■ Extracted data:

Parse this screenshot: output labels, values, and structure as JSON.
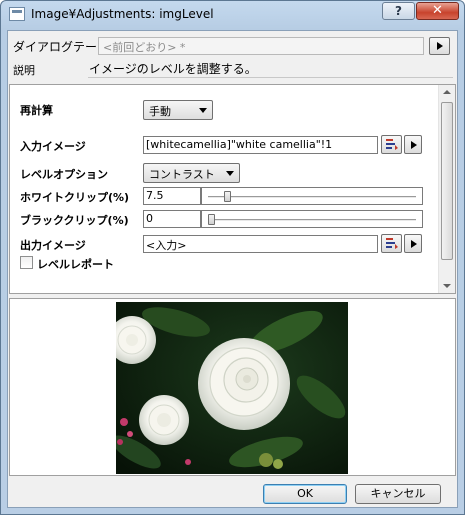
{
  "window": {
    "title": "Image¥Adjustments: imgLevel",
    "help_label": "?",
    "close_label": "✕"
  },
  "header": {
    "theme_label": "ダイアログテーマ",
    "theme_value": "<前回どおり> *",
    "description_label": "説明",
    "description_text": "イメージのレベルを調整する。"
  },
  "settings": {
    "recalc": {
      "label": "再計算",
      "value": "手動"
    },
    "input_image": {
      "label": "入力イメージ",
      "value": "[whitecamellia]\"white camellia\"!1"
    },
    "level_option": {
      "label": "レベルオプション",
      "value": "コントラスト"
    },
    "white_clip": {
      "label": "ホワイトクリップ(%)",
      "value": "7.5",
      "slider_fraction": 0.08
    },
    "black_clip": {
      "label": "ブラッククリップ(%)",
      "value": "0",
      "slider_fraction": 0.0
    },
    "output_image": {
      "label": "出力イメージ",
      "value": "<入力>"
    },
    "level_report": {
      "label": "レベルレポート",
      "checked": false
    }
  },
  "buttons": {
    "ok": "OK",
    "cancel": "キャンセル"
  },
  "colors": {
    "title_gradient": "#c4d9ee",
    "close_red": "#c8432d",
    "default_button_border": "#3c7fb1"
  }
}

■ The task: Without the pictures, repeat the listing above exactly.

■ Task answer:
Parse this screenshot: output labels, values, and structure as JSON.
{
  "window": {
    "title": "Image¥Adjustments: imgLevel",
    "help_label": "?",
    "close_label": "✕"
  },
  "header": {
    "theme_label": "ダイアログテーマ",
    "theme_value": "<前回どおり> *",
    "description_label": "説明",
    "description_text": "イメージのレベルを調整する。"
  },
  "settings": {
    "recalc": {
      "label": "再計算",
      "value": "手動"
    },
    "input_image": {
      "label": "入力イメージ",
      "value": "[whitecamellia]\"white camellia\"!1"
    },
    "level_option": {
      "label": "レベルオプション",
      "value": "コントラスト"
    },
    "white_clip": {
      "label": "ホワイトクリップ(%)",
      "value": "7.5",
      "slider_fraction": 0.08
    },
    "black_clip": {
      "label": "ブラッククリップ(%)",
      "value": "0",
      "slider_fraction": 0.0
    },
    "output_image": {
      "label": "出力イメージ",
      "value": "<入力>"
    },
    "level_report": {
      "label": "レベルレポート",
      "checked": false
    }
  },
  "buttons": {
    "ok": "OK",
    "cancel": "キャンセル"
  },
  "colors": {
    "title_gradient": "#c4d9ee",
    "close_red": "#c8432d",
    "default_button_border": "#3c7fb1"
  }
}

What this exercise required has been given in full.